* [WORK TO DO]: Locate and copy each line in the data that contains the word "ylabel".
———
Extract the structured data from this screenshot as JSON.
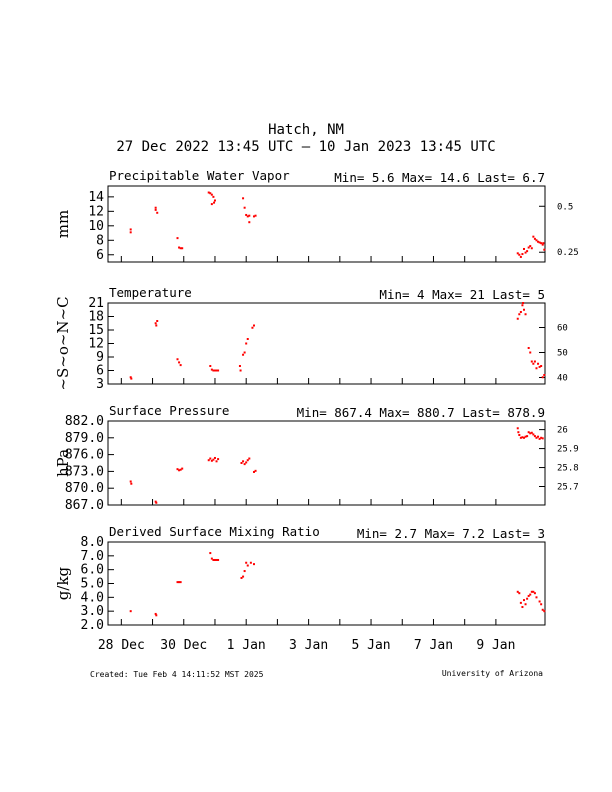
{
  "header": {
    "title": "Hatch, NM",
    "subtitle": "27 Dec 2022 13:45 UTC – 10 Jan 2023 13:45 UTC"
  },
  "footer": {
    "created": "Created: Tue Feb  4 14:11:52 MST 2025",
    "credit": "University of Arizona"
  },
  "x_axis": {
    "labels": [
      "28 Dec",
      "30 Dec",
      "1 Jan",
      "3 Jan",
      "5 Jan",
      "7 Jan",
      "9 Jan"
    ],
    "label_days": [
      1,
      3,
      5,
      7,
      9,
      11,
      13
    ],
    "tick_days": [
      1,
      2,
      3,
      4,
      5,
      6,
      7,
      8,
      9,
      10,
      11,
      12,
      13
    ],
    "range_days": [
      0.573,
      14.573
    ]
  },
  "colors": {
    "data": "#ff0000",
    "axes": "#000000"
  },
  "chart_data": [
    {
      "type": "scatter",
      "title": "Precipitable Water Vapor",
      "stats": "Min= 5.6 Max= 14.6 Last= 6.7",
      "ylabel": "mm",
      "ylim": [
        5,
        15.5
      ],
      "yticks": [
        6,
        8,
        10,
        12,
        14
      ],
      "right_axis": {
        "ticks": [
          0.25,
          0.5
        ],
        "labels": [
          "0.25",
          "0.5"
        ],
        "factor": 25.4
      },
      "points": [
        [
          1.3,
          9.5
        ],
        [
          1.3,
          9.1
        ],
        [
          2.1,
          12.2
        ],
        [
          2.1,
          12.5
        ],
        [
          2.15,
          11.8
        ],
        [
          2.8,
          8.3
        ],
        [
          2.85,
          7.0
        ],
        [
          2.9,
          6.9
        ],
        [
          2.95,
          6.9
        ],
        [
          3.8,
          14.6
        ],
        [
          3.85,
          14.5
        ],
        [
          3.9,
          14.3
        ],
        [
          3.95,
          14.0
        ],
        [
          4.0,
          13.5
        ],
        [
          3.97,
          13.2
        ],
        [
          3.9,
          13.0
        ],
        [
          4.9,
          13.8
        ],
        [
          4.95,
          12.5
        ],
        [
          5.0,
          11.5
        ],
        [
          5.05,
          11.3
        ],
        [
          5.1,
          11.4
        ],
        [
          5.1,
          10.5
        ],
        [
          5.25,
          11.3
        ],
        [
          5.3,
          11.4
        ],
        [
          13.7,
          6.2
        ],
        [
          13.75,
          6.0
        ],
        [
          13.8,
          5.7
        ],
        [
          13.85,
          6.1
        ],
        [
          13.9,
          6.8
        ],
        [
          13.95,
          6.3
        ],
        [
          14.0,
          6.5
        ],
        [
          14.05,
          7.0
        ],
        [
          14.1,
          7.2
        ],
        [
          14.15,
          6.9
        ],
        [
          14.2,
          8.5
        ],
        [
          14.25,
          8.2
        ],
        [
          14.3,
          8.0
        ],
        [
          14.35,
          7.8
        ],
        [
          14.4,
          7.7
        ],
        [
          14.45,
          7.6
        ],
        [
          14.5,
          7.4
        ],
        [
          14.52,
          7.6
        ],
        [
          14.55,
          6.7
        ]
      ]
    },
    {
      "type": "scatter",
      "title": "Temperature",
      "stats": "Min= 4 Max= 21 Last= 5",
      "ylabel": "~S~o~N~C",
      "ylim": [
        3,
        21
      ],
      "yticks": [
        3,
        6,
        9,
        12,
        15,
        18,
        21
      ],
      "right_axis": {
        "ticks": [
          40,
          50,
          60
        ],
        "labels": [
          "40",
          "50",
          "60"
        ],
        "convert": "c_to_f"
      },
      "points": [
        [
          1.3,
          4.5
        ],
        [
          1.32,
          4.2
        ],
        [
          2.1,
          16.5
        ],
        [
          2.12,
          16.0
        ],
        [
          2.15,
          17.0
        ],
        [
          2.8,
          8.5
        ],
        [
          2.85,
          7.8
        ],
        [
          2.9,
          7.2
        ],
        [
          3.85,
          7.0
        ],
        [
          3.9,
          6.2
        ],
        [
          3.95,
          6.0
        ],
        [
          4.0,
          6.0
        ],
        [
          4.05,
          6.0
        ],
        [
          4.1,
          6.0
        ],
        [
          4.8,
          7.0
        ],
        [
          4.82,
          6.0
        ],
        [
          4.9,
          9.5
        ],
        [
          4.95,
          10.0
        ],
        [
          5.0,
          12.0
        ],
        [
          5.05,
          13.0
        ],
        [
          5.2,
          15.5
        ],
        [
          5.25,
          16.0
        ],
        [
          13.7,
          17.5
        ],
        [
          13.75,
          18.5
        ],
        [
          13.8,
          19.0
        ],
        [
          13.85,
          20.5
        ],
        [
          13.87,
          21.0
        ],
        [
          13.9,
          19.5
        ],
        [
          13.95,
          18.5
        ],
        [
          14.05,
          11.0
        ],
        [
          14.1,
          10.0
        ],
        [
          14.15,
          8.0
        ],
        [
          14.2,
          7.5
        ],
        [
          14.25,
          8.0
        ],
        [
          14.3,
          6.5
        ],
        [
          14.35,
          7.5
        ],
        [
          14.4,
          6.8
        ],
        [
          14.45,
          7.0
        ],
        [
          14.5,
          4.5
        ],
        [
          14.55,
          5.0
        ]
      ]
    },
    {
      "type": "scatter",
      "title": "Surface Pressure",
      "stats": "Min= 867.4 Max= 880.7 Last= 878.9",
      "ylabel": "hPa",
      "ylim": [
        867,
        882
      ],
      "yticks": [
        867.0,
        870.0,
        873.0,
        876.0,
        879.0,
        882.0
      ],
      "ytick_labels": [
        "867.0",
        "870.0",
        "873.0",
        "876.0",
        "879.0",
        "882.0"
      ],
      "right_axis": {
        "ticks": [
          25.7,
          25.8,
          25.9,
          26.0
        ],
        "labels": [
          "25.7",
          "25.8",
          "25.9",
          "26"
        ],
        "factor": 33.8639
      },
      "points": [
        [
          1.3,
          871.2
        ],
        [
          1.32,
          870.8
        ],
        [
          2.1,
          867.6
        ],
        [
          2.12,
          867.4
        ],
        [
          2.8,
          873.4
        ],
        [
          2.85,
          873.2
        ],
        [
          2.9,
          873.3
        ],
        [
          2.95,
          873.5
        ],
        [
          3.8,
          875.0
        ],
        [
          3.85,
          875.3
        ],
        [
          3.9,
          874.9
        ],
        [
          3.95,
          875.1
        ],
        [
          4.0,
          875.4
        ],
        [
          4.05,
          874.8
        ],
        [
          4.1,
          875.2
        ],
        [
          4.85,
          874.5
        ],
        [
          4.9,
          874.8
        ],
        [
          4.95,
          874.3
        ],
        [
          5.0,
          874.6
        ],
        [
          5.05,
          875.0
        ],
        [
          5.1,
          875.3
        ],
        [
          5.25,
          872.9
        ],
        [
          5.3,
          873.1
        ],
        [
          13.7,
          880.7
        ],
        [
          13.72,
          880.0
        ],
        [
          13.75,
          879.5
        ],
        [
          13.8,
          879.0
        ],
        [
          13.85,
          879.1
        ],
        [
          13.9,
          879.0
        ],
        [
          13.95,
          879.2
        ],
        [
          14.0,
          879.3
        ],
        [
          14.05,
          880.0
        ],
        [
          14.1,
          879.8
        ],
        [
          14.15,
          879.9
        ],
        [
          14.2,
          879.6
        ],
        [
          14.25,
          879.3
        ],
        [
          14.3,
          879.0
        ],
        [
          14.35,
          879.2
        ],
        [
          14.4,
          878.8
        ],
        [
          14.45,
          879.0
        ],
        [
          14.5,
          878.9
        ]
      ]
    },
    {
      "type": "scatter",
      "title": "Derived Surface Mixing Ratio",
      "stats": "Min= 2.7 Max= 7.2 Last= 3",
      "ylabel": "g/kg",
      "ylim": [
        2,
        8
      ],
      "yticks": [
        2.0,
        3.0,
        4.0,
        5.0,
        6.0,
        7.0,
        8.0
      ],
      "ytick_labels": [
        "2.0",
        "3.0",
        "4.0",
        "5.0",
        "6.0",
        "7.0",
        "8.0"
      ],
      "points": [
        [
          1.3,
          3.0
        ],
        [
          2.1,
          2.8
        ],
        [
          2.12,
          2.7
        ],
        [
          2.8,
          5.1
        ],
        [
          2.85,
          5.1
        ],
        [
          2.9,
          5.1
        ],
        [
          3.85,
          7.2
        ],
        [
          3.9,
          6.8
        ],
        [
          3.95,
          6.7
        ],
        [
          4.0,
          6.7
        ],
        [
          4.05,
          6.7
        ],
        [
          4.1,
          6.7
        ],
        [
          4.85,
          5.4
        ],
        [
          4.9,
          5.5
        ],
        [
          4.95,
          5.9
        ],
        [
          5.0,
          6.5
        ],
        [
          5.05,
          6.3
        ],
        [
          5.15,
          6.5
        ],
        [
          5.25,
          6.4
        ],
        [
          13.7,
          4.4
        ],
        [
          13.75,
          4.3
        ],
        [
          13.8,
          3.6
        ],
        [
          13.85,
          3.3
        ],
        [
          13.9,
          3.8
        ],
        [
          13.95,
          3.5
        ],
        [
          14.0,
          3.9
        ],
        [
          14.05,
          4.1
        ],
        [
          14.1,
          4.2
        ],
        [
          14.15,
          4.4
        ],
        [
          14.2,
          4.4
        ],
        [
          14.25,
          4.3
        ],
        [
          14.3,
          4.0
        ],
        [
          14.4,
          3.7
        ],
        [
          14.45,
          3.5
        ],
        [
          14.5,
          3.1
        ],
        [
          14.55,
          3.0
        ]
      ]
    }
  ]
}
———
* [CORRECT ANSWER]:
      "ylabel": "mm",
      "ylabel": "~S~o~N~C",
      "ylabel": "hPa",
      "ylabel": "g/kg",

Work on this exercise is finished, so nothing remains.